begin Task inputs

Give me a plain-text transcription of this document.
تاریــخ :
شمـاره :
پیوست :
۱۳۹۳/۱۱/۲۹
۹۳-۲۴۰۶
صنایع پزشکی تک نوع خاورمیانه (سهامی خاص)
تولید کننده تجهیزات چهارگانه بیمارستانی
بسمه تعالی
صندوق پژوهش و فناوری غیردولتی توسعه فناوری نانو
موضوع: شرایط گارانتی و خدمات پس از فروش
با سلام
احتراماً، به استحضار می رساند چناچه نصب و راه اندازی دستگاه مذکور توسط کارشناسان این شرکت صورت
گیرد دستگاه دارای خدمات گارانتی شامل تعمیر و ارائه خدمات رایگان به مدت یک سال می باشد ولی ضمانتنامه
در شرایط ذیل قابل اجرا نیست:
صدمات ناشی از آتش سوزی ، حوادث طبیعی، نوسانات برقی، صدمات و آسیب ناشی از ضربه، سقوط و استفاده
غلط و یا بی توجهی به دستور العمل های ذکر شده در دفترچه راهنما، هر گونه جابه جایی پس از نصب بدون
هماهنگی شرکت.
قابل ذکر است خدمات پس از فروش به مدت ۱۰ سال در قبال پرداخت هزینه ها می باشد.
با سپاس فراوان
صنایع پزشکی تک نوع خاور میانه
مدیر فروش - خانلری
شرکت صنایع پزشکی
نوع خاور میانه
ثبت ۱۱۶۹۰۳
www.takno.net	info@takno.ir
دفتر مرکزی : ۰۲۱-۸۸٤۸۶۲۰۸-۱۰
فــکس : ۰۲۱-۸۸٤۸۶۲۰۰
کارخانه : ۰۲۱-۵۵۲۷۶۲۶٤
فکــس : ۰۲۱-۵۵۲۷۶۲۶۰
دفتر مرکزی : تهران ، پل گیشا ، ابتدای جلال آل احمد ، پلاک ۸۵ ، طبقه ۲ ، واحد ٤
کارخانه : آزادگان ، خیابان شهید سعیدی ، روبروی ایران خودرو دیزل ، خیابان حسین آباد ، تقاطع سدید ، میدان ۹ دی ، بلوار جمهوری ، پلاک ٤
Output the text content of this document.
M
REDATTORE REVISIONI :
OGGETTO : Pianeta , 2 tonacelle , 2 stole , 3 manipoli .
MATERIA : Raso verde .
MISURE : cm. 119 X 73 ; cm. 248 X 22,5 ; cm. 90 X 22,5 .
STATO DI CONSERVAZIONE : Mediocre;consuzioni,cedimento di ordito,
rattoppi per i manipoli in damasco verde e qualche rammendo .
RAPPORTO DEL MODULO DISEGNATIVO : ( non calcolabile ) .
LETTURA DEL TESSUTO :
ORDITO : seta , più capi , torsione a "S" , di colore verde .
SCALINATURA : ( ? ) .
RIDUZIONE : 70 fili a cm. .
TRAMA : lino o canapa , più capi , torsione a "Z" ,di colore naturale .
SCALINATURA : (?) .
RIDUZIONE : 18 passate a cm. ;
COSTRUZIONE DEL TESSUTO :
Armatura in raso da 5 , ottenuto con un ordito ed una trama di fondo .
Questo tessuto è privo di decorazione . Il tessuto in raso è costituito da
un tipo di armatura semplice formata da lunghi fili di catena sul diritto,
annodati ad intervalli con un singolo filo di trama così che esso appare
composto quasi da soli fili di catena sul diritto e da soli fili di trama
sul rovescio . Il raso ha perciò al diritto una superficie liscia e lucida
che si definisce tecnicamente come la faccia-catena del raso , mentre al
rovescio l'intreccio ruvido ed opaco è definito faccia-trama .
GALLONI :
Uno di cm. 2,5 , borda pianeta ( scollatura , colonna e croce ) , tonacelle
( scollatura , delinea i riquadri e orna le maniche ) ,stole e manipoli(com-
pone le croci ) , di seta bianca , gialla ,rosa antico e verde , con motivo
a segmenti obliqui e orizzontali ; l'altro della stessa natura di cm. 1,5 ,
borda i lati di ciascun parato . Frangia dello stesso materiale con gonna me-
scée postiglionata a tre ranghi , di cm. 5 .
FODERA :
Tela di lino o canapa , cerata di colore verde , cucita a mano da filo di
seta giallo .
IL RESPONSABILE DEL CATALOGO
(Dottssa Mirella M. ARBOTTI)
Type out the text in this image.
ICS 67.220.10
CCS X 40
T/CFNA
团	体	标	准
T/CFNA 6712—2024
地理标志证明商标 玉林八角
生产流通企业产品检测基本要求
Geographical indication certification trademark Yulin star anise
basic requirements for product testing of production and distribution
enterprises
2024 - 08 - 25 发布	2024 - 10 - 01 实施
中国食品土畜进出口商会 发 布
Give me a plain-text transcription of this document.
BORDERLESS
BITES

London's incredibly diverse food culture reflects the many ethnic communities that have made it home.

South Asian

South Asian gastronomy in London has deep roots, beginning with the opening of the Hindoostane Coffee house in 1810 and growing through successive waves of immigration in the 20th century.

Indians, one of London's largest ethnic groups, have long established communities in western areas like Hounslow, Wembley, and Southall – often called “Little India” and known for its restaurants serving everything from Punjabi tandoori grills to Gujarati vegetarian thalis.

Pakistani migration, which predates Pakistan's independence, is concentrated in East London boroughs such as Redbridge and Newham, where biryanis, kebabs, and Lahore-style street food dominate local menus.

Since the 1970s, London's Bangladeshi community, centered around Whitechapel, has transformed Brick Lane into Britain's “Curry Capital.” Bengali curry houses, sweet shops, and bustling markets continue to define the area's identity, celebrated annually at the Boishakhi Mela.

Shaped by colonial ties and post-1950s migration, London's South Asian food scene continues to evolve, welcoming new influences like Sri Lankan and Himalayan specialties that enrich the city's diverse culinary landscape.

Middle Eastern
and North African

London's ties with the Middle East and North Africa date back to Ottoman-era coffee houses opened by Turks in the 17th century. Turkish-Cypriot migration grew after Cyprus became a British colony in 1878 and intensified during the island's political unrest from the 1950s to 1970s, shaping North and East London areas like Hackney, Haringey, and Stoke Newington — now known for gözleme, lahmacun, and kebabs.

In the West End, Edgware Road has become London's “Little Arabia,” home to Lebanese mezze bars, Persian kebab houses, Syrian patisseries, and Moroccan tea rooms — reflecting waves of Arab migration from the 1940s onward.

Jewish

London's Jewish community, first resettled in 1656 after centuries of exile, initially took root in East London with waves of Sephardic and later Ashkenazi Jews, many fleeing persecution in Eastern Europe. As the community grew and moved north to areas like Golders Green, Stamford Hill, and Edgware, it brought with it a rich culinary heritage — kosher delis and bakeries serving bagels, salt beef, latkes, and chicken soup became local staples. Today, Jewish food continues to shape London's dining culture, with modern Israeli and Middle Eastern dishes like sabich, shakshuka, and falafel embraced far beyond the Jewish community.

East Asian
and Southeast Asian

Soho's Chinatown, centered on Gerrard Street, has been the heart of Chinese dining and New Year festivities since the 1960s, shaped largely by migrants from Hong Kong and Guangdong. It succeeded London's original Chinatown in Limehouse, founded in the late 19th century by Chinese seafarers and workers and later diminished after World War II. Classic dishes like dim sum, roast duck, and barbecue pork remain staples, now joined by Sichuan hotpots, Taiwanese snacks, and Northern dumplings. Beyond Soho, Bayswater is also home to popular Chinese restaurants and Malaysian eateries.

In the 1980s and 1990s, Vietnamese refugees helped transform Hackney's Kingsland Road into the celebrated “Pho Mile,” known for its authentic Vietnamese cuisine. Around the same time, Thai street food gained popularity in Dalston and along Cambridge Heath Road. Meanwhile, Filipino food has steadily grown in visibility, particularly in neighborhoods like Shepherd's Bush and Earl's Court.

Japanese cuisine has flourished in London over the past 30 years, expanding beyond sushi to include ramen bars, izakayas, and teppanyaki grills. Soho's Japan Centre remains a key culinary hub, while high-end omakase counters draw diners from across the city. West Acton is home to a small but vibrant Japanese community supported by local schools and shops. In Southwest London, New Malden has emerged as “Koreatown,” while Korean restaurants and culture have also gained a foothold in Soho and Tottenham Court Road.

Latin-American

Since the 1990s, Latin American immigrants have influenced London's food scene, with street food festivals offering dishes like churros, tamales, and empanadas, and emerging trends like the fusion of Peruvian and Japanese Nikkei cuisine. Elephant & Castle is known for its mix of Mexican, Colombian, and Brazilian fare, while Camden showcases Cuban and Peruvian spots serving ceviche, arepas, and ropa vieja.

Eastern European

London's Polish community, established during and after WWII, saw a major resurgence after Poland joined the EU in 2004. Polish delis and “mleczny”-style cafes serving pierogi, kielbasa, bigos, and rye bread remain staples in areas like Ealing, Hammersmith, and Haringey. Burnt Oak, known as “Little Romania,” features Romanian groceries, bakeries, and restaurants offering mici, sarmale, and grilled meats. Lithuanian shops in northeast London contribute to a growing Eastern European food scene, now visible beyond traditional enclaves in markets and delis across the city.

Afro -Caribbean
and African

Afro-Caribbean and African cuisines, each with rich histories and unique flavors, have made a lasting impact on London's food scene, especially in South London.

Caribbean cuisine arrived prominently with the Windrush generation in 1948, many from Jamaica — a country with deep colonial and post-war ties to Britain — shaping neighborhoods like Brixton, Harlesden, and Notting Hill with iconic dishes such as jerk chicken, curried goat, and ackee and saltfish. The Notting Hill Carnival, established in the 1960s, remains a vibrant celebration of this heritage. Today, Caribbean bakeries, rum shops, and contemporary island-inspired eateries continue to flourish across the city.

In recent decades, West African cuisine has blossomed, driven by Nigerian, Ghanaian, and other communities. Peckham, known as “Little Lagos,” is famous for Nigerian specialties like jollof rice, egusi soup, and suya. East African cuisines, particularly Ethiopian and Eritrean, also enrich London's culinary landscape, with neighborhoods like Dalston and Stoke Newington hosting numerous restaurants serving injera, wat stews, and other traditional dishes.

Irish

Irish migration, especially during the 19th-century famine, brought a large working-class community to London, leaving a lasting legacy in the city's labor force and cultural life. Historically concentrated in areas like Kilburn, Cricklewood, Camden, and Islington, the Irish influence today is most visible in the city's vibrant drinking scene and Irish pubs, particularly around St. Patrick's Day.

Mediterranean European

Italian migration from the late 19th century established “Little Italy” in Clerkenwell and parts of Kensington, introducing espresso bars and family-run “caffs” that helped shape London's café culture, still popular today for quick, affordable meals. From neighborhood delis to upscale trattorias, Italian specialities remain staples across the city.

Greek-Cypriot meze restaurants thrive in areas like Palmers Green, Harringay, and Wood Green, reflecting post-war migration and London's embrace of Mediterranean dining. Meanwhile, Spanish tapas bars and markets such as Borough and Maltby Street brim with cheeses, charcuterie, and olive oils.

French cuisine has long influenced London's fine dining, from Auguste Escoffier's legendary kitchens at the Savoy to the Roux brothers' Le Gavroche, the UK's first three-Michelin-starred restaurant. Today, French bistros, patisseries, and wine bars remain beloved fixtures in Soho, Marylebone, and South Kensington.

end Task inputs

• _Set task_:
Above are the records. Copy every line in them holding "tonacelle".

• _The solution_:
OGGETTO : Pianeta , 2 tonacelle , 2 stole , 3 manipoli .
Uno di cm. 2,5 , borda pianeta ( scollatura , colonna e croce ) , tonacelle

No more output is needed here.